__EXERCISE__.
Output all lines exactly.

__AVAILABLE DATA__.
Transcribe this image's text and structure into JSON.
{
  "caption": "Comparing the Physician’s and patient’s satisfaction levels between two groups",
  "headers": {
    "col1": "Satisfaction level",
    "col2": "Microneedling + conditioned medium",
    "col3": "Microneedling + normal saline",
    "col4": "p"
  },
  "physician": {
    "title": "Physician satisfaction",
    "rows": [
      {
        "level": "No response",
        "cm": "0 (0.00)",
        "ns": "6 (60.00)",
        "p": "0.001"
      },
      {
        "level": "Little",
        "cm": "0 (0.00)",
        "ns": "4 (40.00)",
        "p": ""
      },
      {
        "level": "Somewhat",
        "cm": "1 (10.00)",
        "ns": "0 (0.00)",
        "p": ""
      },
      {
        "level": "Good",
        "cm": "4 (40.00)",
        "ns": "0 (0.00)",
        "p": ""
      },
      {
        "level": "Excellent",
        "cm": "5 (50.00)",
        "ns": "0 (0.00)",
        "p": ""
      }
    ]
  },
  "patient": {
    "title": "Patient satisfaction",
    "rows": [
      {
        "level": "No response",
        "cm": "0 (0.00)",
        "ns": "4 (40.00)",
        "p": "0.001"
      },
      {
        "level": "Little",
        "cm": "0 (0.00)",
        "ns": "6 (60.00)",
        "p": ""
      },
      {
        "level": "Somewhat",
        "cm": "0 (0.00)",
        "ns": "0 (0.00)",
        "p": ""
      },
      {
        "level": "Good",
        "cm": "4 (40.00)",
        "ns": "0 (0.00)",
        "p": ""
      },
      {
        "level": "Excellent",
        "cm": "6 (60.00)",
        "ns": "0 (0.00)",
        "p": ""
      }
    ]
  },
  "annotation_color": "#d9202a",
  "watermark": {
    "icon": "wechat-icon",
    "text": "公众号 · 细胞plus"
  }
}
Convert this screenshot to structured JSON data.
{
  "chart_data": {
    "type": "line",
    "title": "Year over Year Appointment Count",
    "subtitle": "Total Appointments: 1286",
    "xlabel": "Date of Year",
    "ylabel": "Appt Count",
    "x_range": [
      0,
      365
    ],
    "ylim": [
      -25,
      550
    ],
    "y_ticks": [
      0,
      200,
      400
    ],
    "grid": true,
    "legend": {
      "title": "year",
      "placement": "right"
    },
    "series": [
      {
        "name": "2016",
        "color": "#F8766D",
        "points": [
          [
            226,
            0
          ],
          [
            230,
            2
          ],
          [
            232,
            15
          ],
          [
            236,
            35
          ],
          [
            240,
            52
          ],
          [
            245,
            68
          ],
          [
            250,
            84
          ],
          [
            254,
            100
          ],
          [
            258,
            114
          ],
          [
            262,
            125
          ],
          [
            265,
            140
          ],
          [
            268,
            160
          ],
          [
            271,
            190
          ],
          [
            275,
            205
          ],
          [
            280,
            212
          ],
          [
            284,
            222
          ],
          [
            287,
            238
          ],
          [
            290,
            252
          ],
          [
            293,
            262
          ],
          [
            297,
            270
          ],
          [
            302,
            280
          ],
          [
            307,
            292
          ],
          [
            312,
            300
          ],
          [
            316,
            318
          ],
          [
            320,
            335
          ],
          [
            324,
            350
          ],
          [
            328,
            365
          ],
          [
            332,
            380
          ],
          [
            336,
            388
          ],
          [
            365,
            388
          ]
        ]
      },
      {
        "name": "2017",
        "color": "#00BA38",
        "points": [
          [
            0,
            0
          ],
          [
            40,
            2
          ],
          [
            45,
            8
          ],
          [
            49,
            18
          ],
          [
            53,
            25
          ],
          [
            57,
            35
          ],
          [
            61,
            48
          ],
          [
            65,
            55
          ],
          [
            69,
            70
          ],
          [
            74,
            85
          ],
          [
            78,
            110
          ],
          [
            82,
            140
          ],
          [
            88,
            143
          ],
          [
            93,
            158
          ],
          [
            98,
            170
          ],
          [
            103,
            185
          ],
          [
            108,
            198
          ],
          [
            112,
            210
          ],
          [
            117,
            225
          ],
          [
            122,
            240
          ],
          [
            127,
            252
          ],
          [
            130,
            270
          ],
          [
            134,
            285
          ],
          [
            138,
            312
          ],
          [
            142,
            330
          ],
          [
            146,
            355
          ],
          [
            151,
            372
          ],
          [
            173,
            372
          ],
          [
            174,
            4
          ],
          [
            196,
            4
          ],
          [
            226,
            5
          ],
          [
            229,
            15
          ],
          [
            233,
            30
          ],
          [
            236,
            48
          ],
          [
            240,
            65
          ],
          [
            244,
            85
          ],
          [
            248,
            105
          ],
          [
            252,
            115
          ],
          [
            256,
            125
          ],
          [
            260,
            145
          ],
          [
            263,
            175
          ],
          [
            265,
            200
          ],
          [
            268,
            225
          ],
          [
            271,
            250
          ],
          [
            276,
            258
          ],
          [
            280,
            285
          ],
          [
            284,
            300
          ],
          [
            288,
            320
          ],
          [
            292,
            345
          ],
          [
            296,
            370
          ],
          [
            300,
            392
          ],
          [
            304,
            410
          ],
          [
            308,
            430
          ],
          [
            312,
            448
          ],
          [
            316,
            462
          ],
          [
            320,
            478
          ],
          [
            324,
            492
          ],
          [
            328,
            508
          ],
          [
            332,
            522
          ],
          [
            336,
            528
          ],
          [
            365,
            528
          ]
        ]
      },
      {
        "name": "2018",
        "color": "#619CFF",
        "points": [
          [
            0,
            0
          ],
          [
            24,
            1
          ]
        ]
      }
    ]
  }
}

__IN RESPONSE__.
Transcribe this image's text and structure into JSON.
{
  "caption": "Comparing the Physician’s and patient’s satisfaction levels between two groups",
  "headers": {
    "col1": "Satisfaction level",
    "col2": "Microneedling + conditioned medium",
    "col3": "Microneedling + normal saline",
    "col4": "p"
  },
  "physician": {
    "title": "Physician satisfaction",
    "rows": [
      {
        "level": "No response",
        "cm": "0 (0.00)",
        "ns": "6 (60.00)",
        "p": "0.001"
      },
      {
        "level": "Little",
        "cm": "0 (0.00)",
        "ns": "4 (40.00)",
        "p": ""
      },
      {
        "level": "Somewhat",
        "cm": "1 (10.00)",
        "ns": "0 (0.00)",
        "p": ""
      },
      {
        "level": "Good",
        "cm": "4 (40.00)",
        "ns": "0 (0.00)",
        "p": ""
      },
      {
        "level": "Excellent",
        "cm": "5 (50.00)",
        "ns": "0 (0.00)",
        "p": ""
      }
    ]
  },
  "patient": {
    "title": "Patient satisfaction",
    "rows": [
      {
        "level": "No response",
        "cm": "0 (0.00)",
        "ns": "4 (40.00)",
        "p": "0.001"
      },
      {
        "level": "Little",
        "cm": "0 (0.00)",
        "ns": "6 (60.00)",
        "p": ""
      },
      {
        "level": "Somewhat",
        "cm": "0 (0.00)",
        "ns": "0 (0.00)",
        "p": ""
      },
      {
        "level": "Good",
        "cm": "4 (40.00)",
        "ns": "0 (0.00)",
        "p": ""
      },
      {
        "level": "Excellent",
        "cm": "6 (60.00)",
        "ns": "0 (0.00)",
        "p": ""
      }
    ]
  },
  "annotation_color": "#d9202a",
  "watermark": {
    "icon": "wechat-icon",
    "text": "公众号 · 细胞plus"
  }
}
Convert this screenshot to structured JSON data.
{
  "chart_data": {
    "type": "line",
    "title": "Year over Year Appointment Count",
    "subtitle": "Total Appointments: 1286",
    "xlabel": "Date of Year",
    "ylabel": "Appt Count",
    "x_range": [
      0,
      365
    ],
    "ylim": [
      -25,
      550
    ],
    "y_ticks": [
      0,
      200,
      400
    ],
    "grid": true,
    "legend": {
      "title": "year",
      "placement": "right"
    },
    "series": [
      {
        "name": "2016",
        "color": "#F8766D",
        "points": [
          [
            226,
            0
          ],
          [
            230,
            2
          ],
          [
            232,
            15
          ],
          [
            236,
            35
          ],
          [
            240,
            52
          ],
          [
            245,
            68
          ],
          [
            250,
            84
          ],
          [
            254,
            100
          ],
          [
            258,
            114
          ],
          [
            262,
            125
          ],
          [
            265,
            140
          ],
          [
            268,
            160
          ],
          [
            271,
            190
          ],
          [
            275,
            205
          ],
          [
            280,
            212
          ],
          [
            284,
            222
          ],
          [
            287,
            238
          ],
          [
            290,
            252
          ],
          [
            293,
            262
          ],
          [
            297,
            270
          ],
          [
            302,
            280
          ],
          [
            307,
            292
          ],
          [
            312,
            300
          ],
          [
            316,
            318
          ],
          [
            320,
            335
          ],
          [
            324,
            350
          ],
          [
            328,
            365
          ],
          [
            332,
            380
          ],
          [
            336,
            388
          ],
          [
            365,
            388
          ]
        ]
      },
      {
        "name": "2017",
        "color": "#00BA38",
        "points": [
          [
            0,
            0
          ],
          [
            40,
            2
          ],
          [
            45,
            8
          ],
          [
            49,
            18
          ],
          [
            53,
            25
          ],
          [
            57,
            35
          ],
          [
            61,
            48
          ],
          [
            65,
            55
          ],
          [
            69,
            70
          ],
          [
            74,
            85
          ],
          [
            78,
            110
          ],
          [
            82,
            140
          ],
          [
            88,
            143
          ],
          [
            93,
            158
          ],
          [
            98,
            170
          ],
          [
            103,
            185
          ],
          [
            108,
            198
          ],
          [
            112,
            210
          ],
          [
            117,
            225
          ],
          [
            122,
            240
          ],
          [
            127,
            252
          ],
          [
            130,
            270
          ],
          [
            134,
            285
          ],
          [
            138,
            312
          ],
          [
            142,
            330
          ],
          [
            146,
            355
          ],
          [
            151,
            372
          ],
          [
            173,
            372
          ],
          [
            174,
            4
          ],
          [
            196,
            4
          ],
          [
            226,
            5
          ],
          [
            229,
            15
          ],
          [
            233,
            30
          ],
          [
            236,
            48
          ],
          [
            240,
            65
          ],
          [
            244,
            85
          ],
          [
            248,
            105
          ],
          [
            252,
            115
          ],
          [
            256,
            125
          ],
          [
            260,
            145
          ],
          [
            263,
            175
          ],
          [
            265,
            200
          ],
          [
            268,
            225
          ],
          [
            271,
            250
          ],
          [
            276,
            258
          ],
          [
            280,
            285
          ],
          [
            284,
            300
          ],
          [
            288,
            320
          ],
          [
            292,
            345
          ],
          [
            296,
            370
          ],
          [
            300,
            392
          ],
          [
            304,
            410
          ],
          [
            308,
            430
          ],
          [
            312,
            448
          ],
          [
            316,
            462
          ],
          [
            320,
            478
          ],
          [
            324,
            492
          ],
          [
            328,
            508
          ],
          [
            332,
            522
          ],
          [
            336,
            528
          ],
          [
            365,
            528
          ]
        ]
      },
      {
        "name": "2018",
        "color": "#619CFF",
        "points": [
          [
            0,
            0
          ],
          [
            24,
            1
          ]
        ]
      }
    ]
  }
}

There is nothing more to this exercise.